[Stored data]
## begin

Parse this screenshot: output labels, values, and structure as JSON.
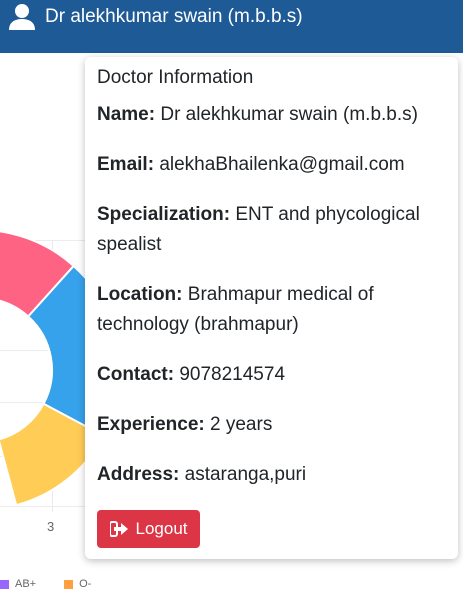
{
  "header": {
    "user_name": "Dr alekhkumar swain (m.b.b.s)"
  },
  "panel": {
    "title": "Doctor Information",
    "fields": [
      {
        "label": "Name:",
        "value": "Dr alekhkumar swain (m.b.b.s)"
      },
      {
        "label": "Email:",
        "value": "alekhaBhailenka@gmail.com"
      },
      {
        "label": "Specialization:",
        "value": "ENT and phycological spealist"
      },
      {
        "label": "Location:",
        "value": "Brahmapur medical of technology (brahmapur)"
      },
      {
        "label": "Contact:",
        "value": "9078214574"
      },
      {
        "label": "Experience:",
        "value": "2 years"
      },
      {
        "label": "Address:",
        "value": "astaranga,puri"
      }
    ],
    "logout_label": "Logout"
  },
  "chart": {
    "x_tick": "3",
    "legend": [
      {
        "label": "AB+",
        "color": "#9966ff"
      },
      {
        "label": "O-",
        "color": "#ff9f40"
      }
    ],
    "slice_colors": [
      "#ff6384",
      "#36a2eb",
      "#ffcd56"
    ]
  },
  "colors": {
    "header_bg": "#1e5a96",
    "logout_bg": "#dc3545"
  }
}
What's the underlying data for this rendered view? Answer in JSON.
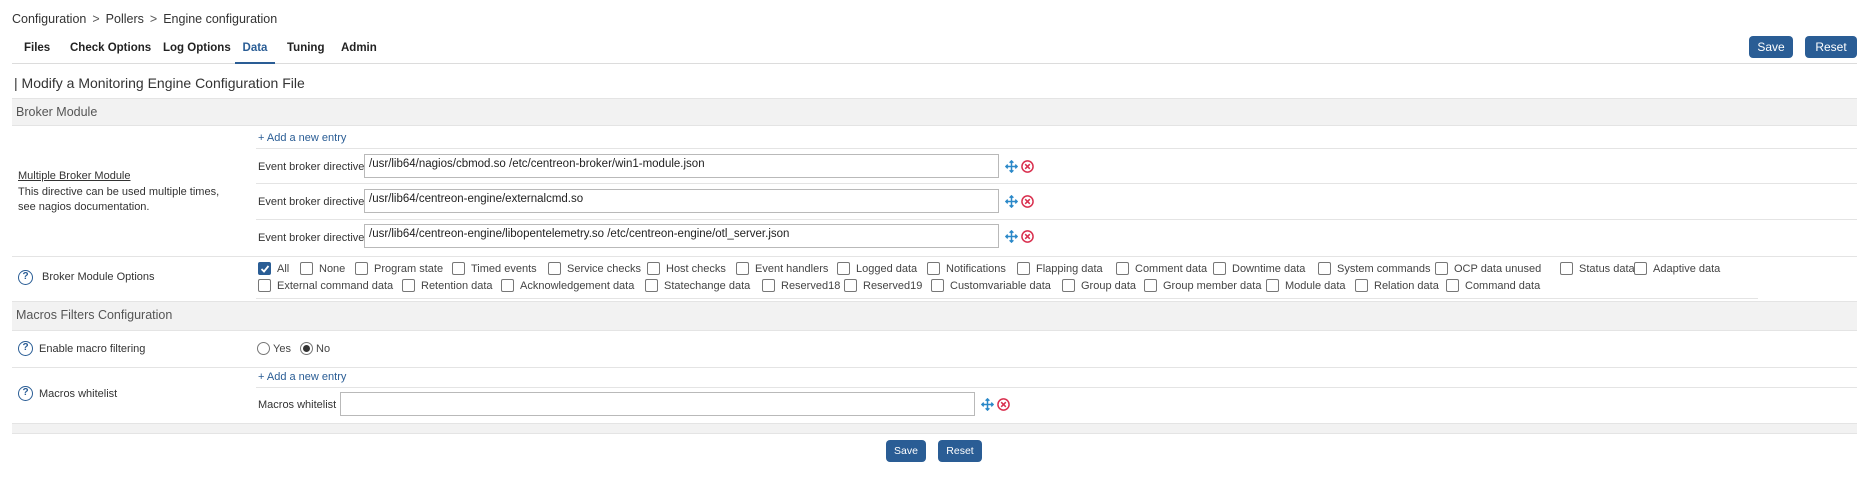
{
  "breadcrumb": [
    "Configuration",
    "Pollers",
    "Engine configuration"
  ],
  "breadcrumb_sep": ">",
  "tabs": [
    "Files",
    "Check Options",
    "Log Options",
    "Data",
    "Tuning",
    "Admin"
  ],
  "active_tab": "Data",
  "top_buttons": {
    "save": "Save",
    "reset": "Reset"
  },
  "page_title": "| Modify a Monitoring Engine Configuration File",
  "sections": {
    "broker": "Broker Module",
    "macros": "Macros Filters Configuration"
  },
  "broker": {
    "add_entry": "+ Add a new entry",
    "label_title": "Multiple Broker Module",
    "label_desc_1": "This directive can be used multiple times,",
    "label_desc_2": "see nagios documentation.",
    "directive_label": "Event broker directive",
    "directives": [
      "/usr/lib64/nagios/cbmod.so /etc/centreon-broker/win1-module.json",
      "/usr/lib64/centreon-engine/externalcmd.so",
      "/usr/lib64/centreon-engine/libopentelemetry.so /etc/centreon-engine/otl_server.json"
    ]
  },
  "broker_options": {
    "label": "Broker Module Options",
    "row1": [
      "All",
      "None",
      "Program state",
      "Timed events",
      "Service checks",
      "Host checks",
      "Event handlers",
      "Logged data",
      "Notifications",
      "Flapping data",
      "Comment data",
      "Downtime data",
      "System commands",
      "OCP data unused",
      "Status data",
      "Adaptive data"
    ],
    "row2": [
      "External command data",
      "Retention data",
      "Acknowledgement data",
      "Statechange data",
      "Reserved18",
      "Reserved19",
      "Customvariable data",
      "Group data",
      "Group member data",
      "Module data",
      "Relation data",
      "Command data"
    ],
    "checked": [
      "All"
    ]
  },
  "macro_filtering": {
    "label": "Enable macro filtering",
    "yes": "Yes",
    "no": "No",
    "selected": "No"
  },
  "macros_whitelist": {
    "label": "Macros whitelist",
    "add_entry": "+ Add a new entry",
    "field_label": "Macros whitelist",
    "value": ""
  },
  "bottom_buttons": {
    "save": "Save",
    "reset": "Reset"
  },
  "colors": {
    "accent": "#2a5d95",
    "delete": "#d9304f",
    "move": "#2a88c8"
  }
}
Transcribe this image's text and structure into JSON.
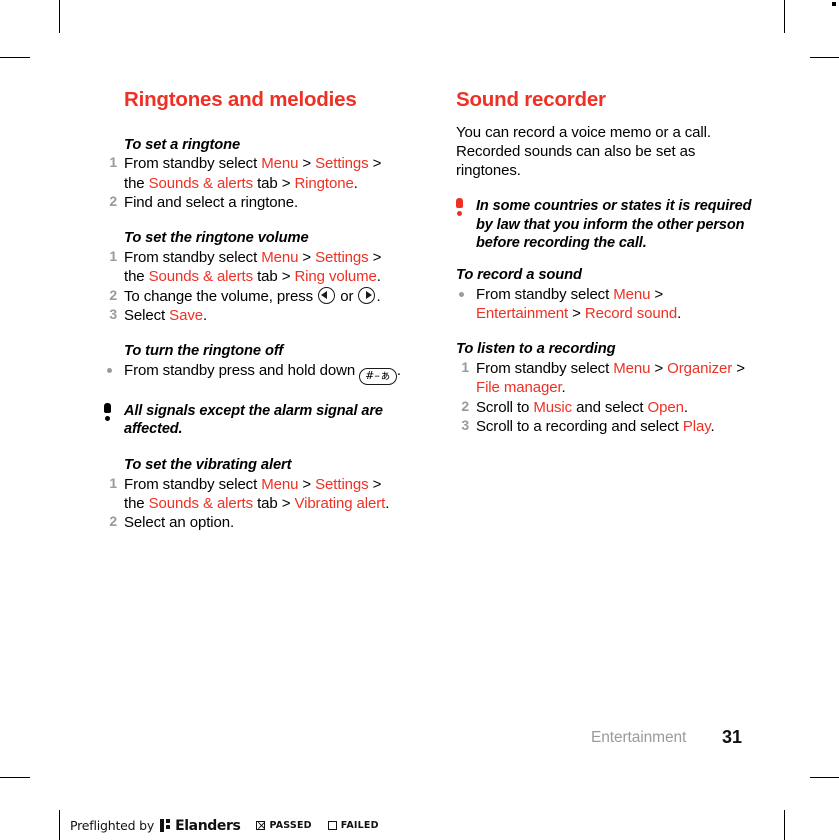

## end

- What this task involves -
Leave the pictures out and output the rest of the listing exactly.

- Task output -
Parse this screenshot: output labels, values, and structure as JSON.
{
  "header": {
    "user_name": "Dr alekhkumar swain (m.b.b.s)"
  },
  "panel": {
    "title": "Doctor Information",
    "fields": [
      {
        "label": "Name:",
        "value": "Dr alekhkumar swain (m.b.b.s)"
      },
      {
        "label": "Email:",
        "value": "alekhaBhailenka@gmail.com"
      },
      {
        "label": "Specialization:",
        "value": "ENT and phycological spealist"
      },
      {
        "label": "Location:",
        "value": "Brahmapur medical of technology (brahmapur)"
      },
      {
        "label": "Contact:",
        "value": "9078214574"
      },
      {
        "label": "Experience:",
        "value": "2 years"
      },
      {
        "label": "Address:",
        "value": "astaranga,puri"
      }
    ],
    "logout_label": "Logout"
  },
  "chart": {
    "x_tick": "3",
    "legend": [
      {
        "label": "AB+",
        "color": "#9966ff"
      },
      {
        "label": "O-",
        "color": "#ff9f40"
      }
    ],
    "slice_colors": [
      "#ff6384",
      "#36a2eb",
      "#ffcd56"
    ]
  },
  "colors": {
    "header_bg": "#1e5a96",
    "logout_bg": "#dc3545"
  }
}
What's the underlying data for this rendered view? Answer in JSON.
{
  "breadcrumb": [
    "Configuration",
    "Pollers",
    "Engine configuration"
  ],
  "breadcrumb_sep": ">",
  "tabs": [
    "Files",
    "Check Options",
    "Log Options",
    "Data",
    "Tuning",
    "Admin"
  ],
  "active_tab": "Data",
  "top_buttons": {
    "save": "Save",
    "reset": "Reset"
  },
  "page_title": "| Modify a Monitoring Engine Configuration File",
  "sections": {
    "broker": "Broker Module",
    "macros": "Macros Filters Configuration"
  },
  "broker": {
    "add_entry": "+ Add a new entry",
    "label_title": "Multiple Broker Module",
    "label_desc_1": "This directive can be used multiple times,",
    "label_desc_2": "see nagios documentation.",
    "directive_label": "Event broker directive",
    "directives": [
      "/usr/lib64/nagios/cbmod.so /etc/centreon-broker/win1-module.json",
      "/usr/lib64/centreon-engine/externalcmd.so",
      "/usr/lib64/centreon-engine/libopentelemetry.so /etc/centreon-engine/otl_server.json"
    ]
  },
  "broker_options": {
    "label": "Broker Module Options",
    "row1": [
      "All",
      "None",
      "Program state",
      "Timed events",
      "Service checks",
      "Host checks",
      "Event handlers",
      "Logged data",
      "Notifications",
      "Flapping data",
      "Comment data",
      "Downtime data",
      "System commands",
      "OCP data unused",
      "Status data",
      "Adaptive data"
    ],
    "row2": [
      "External command data",
      "Retention data",
      "Acknowledgement data",
      "Statechange data",
      "Reserved18",
      "Reserved19",
      "Customvariable data",
      "Group data",
      "Group member data",
      "Module data",
      "Relation data",
      "Command data"
    ],
    "checked": [
      "All"
    ]
  },
  "macro_filtering": {
    "label": "Enable macro filtering",
    "yes": "Yes",
    "no": "No",
    "selected": "No"
  },
  "macros_whitelist": {
    "label": "Macros whitelist",
    "add_entry": "+ Add a new entry",
    "field_label": "Macros whitelist",
    "value": ""
  },
  "bottom_buttons": {
    "save": "Save",
    "reset": "Reset"
  },
  "colors": {
    "accent": "#2a5d95",
    "delete": "#d9304f",
    "move": "#2a88c8"
  }
}
Transcribe this image's text and structure into JSON.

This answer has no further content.